** start Text **

The rise of the Maori tribal tattoo
By Ngahuia Te Awekotuku
University of Waikato, New Zealand

Moko - the art of tattoo - has always been part of the Maori world in New Zealand. It is about beauty, and belonging. And it is much more than skin deep.

When the first European explorers came into the Pacific, they were stunned by the patterning they saw on the faces and bodies of the island peoples, from Rapanui in the east, to Hawaii in the north, the westward islands of Samoa and Tonga and in the temperate south of Aotearoa - the Maori word for New Zealand.

Their languages, myths, values were similar. Tatu, or tatau, was the word used for the adornment of the skin by pricking or cutting and then applying colour. The 18th Century mariners carried the word and the tattoo itself to the northern hemisphere.

In ancient times, male facial moko was considered a mark of adulthood and achievement, as much as an active and flattering adornment. Usually the faces of men were marked from forehead to throat, creating a mask-like effect which enhanced the bone structure, softened or strengthened the features, and confirmed the virility of the warrior or the wisdom of the shaman/orator.

** end Text **

Exercises =
[1] Rewrite the paragraph of the moko text that begins "In ancient times" as a short bulleted list that keeps its main facts.
[2] In the moko text, what is the Maori word for New Zealand?

** start Data section **

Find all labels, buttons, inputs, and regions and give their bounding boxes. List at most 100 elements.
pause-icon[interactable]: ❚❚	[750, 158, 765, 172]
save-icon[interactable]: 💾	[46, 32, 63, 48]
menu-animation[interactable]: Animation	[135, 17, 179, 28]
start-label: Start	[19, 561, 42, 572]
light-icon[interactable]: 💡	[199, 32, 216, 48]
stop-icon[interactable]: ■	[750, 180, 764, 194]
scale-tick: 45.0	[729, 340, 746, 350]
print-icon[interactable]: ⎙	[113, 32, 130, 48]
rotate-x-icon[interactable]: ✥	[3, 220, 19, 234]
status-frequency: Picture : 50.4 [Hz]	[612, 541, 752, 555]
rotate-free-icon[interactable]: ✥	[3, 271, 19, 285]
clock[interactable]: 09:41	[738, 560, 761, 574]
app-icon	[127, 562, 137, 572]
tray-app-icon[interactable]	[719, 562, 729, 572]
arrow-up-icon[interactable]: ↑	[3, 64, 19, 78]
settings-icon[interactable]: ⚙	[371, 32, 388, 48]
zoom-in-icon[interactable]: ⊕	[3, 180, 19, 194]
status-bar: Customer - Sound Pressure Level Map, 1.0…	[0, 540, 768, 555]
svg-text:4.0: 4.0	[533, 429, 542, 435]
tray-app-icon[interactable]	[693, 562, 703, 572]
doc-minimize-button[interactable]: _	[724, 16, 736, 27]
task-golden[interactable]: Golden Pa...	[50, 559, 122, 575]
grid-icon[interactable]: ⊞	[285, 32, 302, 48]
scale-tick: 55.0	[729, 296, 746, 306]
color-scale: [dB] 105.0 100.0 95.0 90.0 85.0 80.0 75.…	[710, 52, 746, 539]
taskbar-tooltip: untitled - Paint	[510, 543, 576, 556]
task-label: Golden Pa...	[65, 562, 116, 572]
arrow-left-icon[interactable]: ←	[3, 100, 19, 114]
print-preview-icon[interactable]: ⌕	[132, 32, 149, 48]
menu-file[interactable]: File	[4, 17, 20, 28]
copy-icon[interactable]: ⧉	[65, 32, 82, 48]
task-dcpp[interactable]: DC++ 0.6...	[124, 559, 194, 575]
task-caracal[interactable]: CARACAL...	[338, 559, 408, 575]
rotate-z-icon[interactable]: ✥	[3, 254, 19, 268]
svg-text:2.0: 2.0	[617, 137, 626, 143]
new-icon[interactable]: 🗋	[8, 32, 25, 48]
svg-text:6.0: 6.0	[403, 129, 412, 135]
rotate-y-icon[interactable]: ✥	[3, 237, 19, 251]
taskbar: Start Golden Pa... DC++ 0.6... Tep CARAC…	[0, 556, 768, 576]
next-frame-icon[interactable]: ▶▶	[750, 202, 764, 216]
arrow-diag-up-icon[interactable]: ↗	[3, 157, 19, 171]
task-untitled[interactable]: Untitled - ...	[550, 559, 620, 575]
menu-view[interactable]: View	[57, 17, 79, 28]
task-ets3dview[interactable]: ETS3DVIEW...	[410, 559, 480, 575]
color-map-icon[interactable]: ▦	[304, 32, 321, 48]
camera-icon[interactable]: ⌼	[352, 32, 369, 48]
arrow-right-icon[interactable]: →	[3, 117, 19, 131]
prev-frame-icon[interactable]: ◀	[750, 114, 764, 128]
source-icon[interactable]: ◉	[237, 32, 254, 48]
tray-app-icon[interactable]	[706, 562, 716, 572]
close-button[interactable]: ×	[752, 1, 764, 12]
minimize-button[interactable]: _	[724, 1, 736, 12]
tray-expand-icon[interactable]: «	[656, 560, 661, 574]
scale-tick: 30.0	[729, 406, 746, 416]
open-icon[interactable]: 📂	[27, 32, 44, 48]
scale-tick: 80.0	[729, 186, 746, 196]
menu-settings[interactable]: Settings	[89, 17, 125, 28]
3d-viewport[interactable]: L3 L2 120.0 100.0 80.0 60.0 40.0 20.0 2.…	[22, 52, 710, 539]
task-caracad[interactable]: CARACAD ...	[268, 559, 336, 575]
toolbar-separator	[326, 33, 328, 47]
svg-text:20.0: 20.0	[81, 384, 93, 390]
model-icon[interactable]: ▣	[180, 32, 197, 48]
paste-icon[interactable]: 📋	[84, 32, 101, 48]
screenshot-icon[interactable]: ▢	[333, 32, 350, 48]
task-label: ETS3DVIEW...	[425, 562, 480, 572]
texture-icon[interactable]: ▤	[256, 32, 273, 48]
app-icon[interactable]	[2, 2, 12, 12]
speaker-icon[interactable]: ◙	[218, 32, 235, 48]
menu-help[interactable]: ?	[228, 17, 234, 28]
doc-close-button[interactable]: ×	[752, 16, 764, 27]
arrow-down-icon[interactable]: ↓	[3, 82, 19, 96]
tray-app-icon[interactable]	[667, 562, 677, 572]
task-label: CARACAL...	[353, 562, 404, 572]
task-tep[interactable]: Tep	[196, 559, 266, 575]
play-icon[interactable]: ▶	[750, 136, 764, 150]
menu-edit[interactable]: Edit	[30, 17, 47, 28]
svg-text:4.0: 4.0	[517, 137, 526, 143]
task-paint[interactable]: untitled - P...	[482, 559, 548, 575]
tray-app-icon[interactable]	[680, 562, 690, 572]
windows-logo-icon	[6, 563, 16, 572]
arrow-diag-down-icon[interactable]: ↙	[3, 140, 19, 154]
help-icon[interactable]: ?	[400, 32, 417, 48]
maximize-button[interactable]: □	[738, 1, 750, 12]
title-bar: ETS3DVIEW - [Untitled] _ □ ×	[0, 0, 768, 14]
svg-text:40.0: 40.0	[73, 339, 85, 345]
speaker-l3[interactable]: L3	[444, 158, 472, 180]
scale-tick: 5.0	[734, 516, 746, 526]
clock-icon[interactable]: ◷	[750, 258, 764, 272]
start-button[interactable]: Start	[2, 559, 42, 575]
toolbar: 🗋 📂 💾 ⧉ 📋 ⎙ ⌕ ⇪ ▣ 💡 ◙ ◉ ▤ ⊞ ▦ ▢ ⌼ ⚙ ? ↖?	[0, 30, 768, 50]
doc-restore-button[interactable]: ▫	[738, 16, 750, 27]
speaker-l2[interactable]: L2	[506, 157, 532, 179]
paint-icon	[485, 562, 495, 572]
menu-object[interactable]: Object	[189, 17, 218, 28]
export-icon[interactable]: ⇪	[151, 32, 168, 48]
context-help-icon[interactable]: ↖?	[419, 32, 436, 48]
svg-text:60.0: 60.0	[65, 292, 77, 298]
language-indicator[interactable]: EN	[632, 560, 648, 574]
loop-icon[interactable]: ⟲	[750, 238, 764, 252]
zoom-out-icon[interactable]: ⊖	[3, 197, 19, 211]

** end Data section **

Responses to the exercise =
[1]
- Male facial moko marked adulthood and achievement and was also a flattering adornment.
- Men's faces were usually marked from forehead to throat, creating a mask-like effect.
- The marking enhanced the bone structure and softened or strengthened the features.
- It confirmed a warrior's virility or a shaman/orator's wisdom.

[2] Aotearoa